Quote the data below in full, please, without altering anything.

*Stored entries*:
....................
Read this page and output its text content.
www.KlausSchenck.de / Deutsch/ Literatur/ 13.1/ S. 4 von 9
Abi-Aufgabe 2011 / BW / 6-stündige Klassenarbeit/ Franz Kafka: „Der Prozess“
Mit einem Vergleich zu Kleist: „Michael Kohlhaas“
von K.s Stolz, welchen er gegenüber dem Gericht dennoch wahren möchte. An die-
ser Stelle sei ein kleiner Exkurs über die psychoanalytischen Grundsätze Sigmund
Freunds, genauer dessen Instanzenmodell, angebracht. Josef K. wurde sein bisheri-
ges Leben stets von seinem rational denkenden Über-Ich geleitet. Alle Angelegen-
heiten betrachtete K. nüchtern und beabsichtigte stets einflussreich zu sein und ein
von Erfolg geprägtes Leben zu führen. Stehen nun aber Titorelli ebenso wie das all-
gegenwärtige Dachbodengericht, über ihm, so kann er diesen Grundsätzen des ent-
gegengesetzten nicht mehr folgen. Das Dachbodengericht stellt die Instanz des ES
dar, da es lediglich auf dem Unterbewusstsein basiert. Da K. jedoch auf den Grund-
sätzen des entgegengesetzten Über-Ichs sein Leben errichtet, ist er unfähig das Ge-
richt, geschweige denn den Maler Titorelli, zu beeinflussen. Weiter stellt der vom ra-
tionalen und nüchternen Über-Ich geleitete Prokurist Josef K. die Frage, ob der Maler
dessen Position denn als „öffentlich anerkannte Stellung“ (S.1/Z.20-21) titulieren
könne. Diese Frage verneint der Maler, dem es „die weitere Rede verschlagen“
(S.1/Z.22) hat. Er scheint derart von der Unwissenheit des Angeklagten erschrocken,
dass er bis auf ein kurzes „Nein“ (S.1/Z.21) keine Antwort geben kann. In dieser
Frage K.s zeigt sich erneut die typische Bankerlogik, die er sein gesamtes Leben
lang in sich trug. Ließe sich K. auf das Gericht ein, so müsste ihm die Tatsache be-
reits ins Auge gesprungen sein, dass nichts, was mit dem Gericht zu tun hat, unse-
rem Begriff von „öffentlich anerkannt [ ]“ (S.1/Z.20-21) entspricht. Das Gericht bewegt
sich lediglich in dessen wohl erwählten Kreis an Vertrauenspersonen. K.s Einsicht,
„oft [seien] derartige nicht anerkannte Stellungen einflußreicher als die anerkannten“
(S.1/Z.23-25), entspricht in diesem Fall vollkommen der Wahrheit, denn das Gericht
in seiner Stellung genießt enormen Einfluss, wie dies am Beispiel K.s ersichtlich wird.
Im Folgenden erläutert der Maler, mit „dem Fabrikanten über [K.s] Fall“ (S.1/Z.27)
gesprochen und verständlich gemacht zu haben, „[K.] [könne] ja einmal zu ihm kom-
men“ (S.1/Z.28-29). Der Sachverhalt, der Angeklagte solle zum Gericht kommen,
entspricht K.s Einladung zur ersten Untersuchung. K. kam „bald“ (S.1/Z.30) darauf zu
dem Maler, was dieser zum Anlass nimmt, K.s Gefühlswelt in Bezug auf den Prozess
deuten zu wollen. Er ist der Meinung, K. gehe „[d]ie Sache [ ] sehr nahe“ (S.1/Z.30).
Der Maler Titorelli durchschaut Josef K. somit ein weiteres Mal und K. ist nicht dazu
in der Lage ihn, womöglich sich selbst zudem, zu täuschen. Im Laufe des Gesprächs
....................
*Task output*:
Read this page and output its text content.
www.KlausSchenck.de / Deutsch/ Literatur/ 13.1/ S. 4 von 9
Abi-Aufgabe 2011 / BW / 6-stündige Klassenarbeit/ Franz Kafka: „Der Prozess“
Mit einem Vergleich zu Kleist: „Michael Kohlhaas“
von K.s Stolz, welchen er gegenüber dem Gericht dennoch wahren möchte. An die-
ser Stelle sei ein kleiner Exkurs über die psychoanalytischen Grundsätze Sigmund
Freunds, genauer dessen Instanzenmodell, angebracht. Josef K. wurde sein bisheri-
ges Leben stets von seinem rational denkenden Über-Ich geleitet. Alle Angelegen-
heiten betrachtete K. nüchtern und beabsichtigte stets einflussreich zu sein und ein
von Erfolg geprägtes Leben zu führen. Stehen nun aber Titorelli ebenso wie das all-
gegenwärtige Dachbodengericht, über ihm, so kann er diesen Grundsätzen des ent-
gegengesetzten nicht mehr folgen. Das Dachbodengericht stellt die Instanz des ES
dar, da es lediglich auf dem Unterbewusstsein basiert. Da K. jedoch auf den Grund-
sätzen des entgegengesetzten Über-Ichs sein Leben errichtet, ist er unfähig das Ge-
richt, geschweige denn den Maler Titorelli, zu beeinflussen. Weiter stellt der vom ra-
tionalen und nüchternen Über-Ich geleitete Prokurist Josef K. die Frage, ob der Maler
dessen Position denn als „öffentlich anerkannte Stellung“ (S.1/Z.20-21) titulieren
könne. Diese Frage verneint der Maler, dem es „die weitere Rede verschlagen“
(S.1/Z.22) hat. Er scheint derart von der Unwissenheit des Angeklagten erschrocken,
dass er bis auf ein kurzes „Nein“ (S.1/Z.21) keine Antwort geben kann. In dieser
Frage K.s zeigt sich erneut die typische Bankerlogik, die er sein gesamtes Leben
lang in sich trug. Ließe sich K. auf das Gericht ein, so müsste ihm die Tatsache be-
reits ins Auge gesprungen sein, dass nichts, was mit dem Gericht zu tun hat, unse-
rem Begriff von „öffentlich anerkannt [ ]“ (S.1/Z.20-21) entspricht. Das Gericht bewegt
sich lediglich in dessen wohl erwählten Kreis an Vertrauenspersonen. K.s Einsicht,
„oft [seien] derartige nicht anerkannte Stellungen einflußreicher als die anerkannten“
(S.1/Z.23-25), entspricht in diesem Fall vollkommen der Wahrheit, denn das Gericht
in seiner Stellung genießt enormen Einfluss, wie dies am Beispiel K.s ersichtlich wird.
Im Folgenden erläutert der Maler, mit „dem Fabrikanten über [K.s] Fall“ (S.1/Z.27)
gesprochen und verständlich gemacht zu haben, „[K.] [könne] ja einmal zu ihm kom-
men“ (S.1/Z.28-29). Der Sachverhalt, der Angeklagte solle zum Gericht kommen,
entspricht K.s Einladung zur ersten Untersuchung. K. kam „bald“ (S.1/Z.30) darauf zu
dem Maler, was dieser zum Anlass nimmt, K.s Gefühlswelt in Bezug auf den Prozess
deuten zu wollen. Er ist der Meinung, K. gehe „[d]ie Sache [ ] sehr nahe“ (S.1/Z.30).
Der Maler Titorelli durchschaut Josef K. somit ein weiteres Mal und K. ist nicht dazu
in der Lage ihn, womöglich sich selbst zudem, zu täuschen. Im Laufe des Gesprächs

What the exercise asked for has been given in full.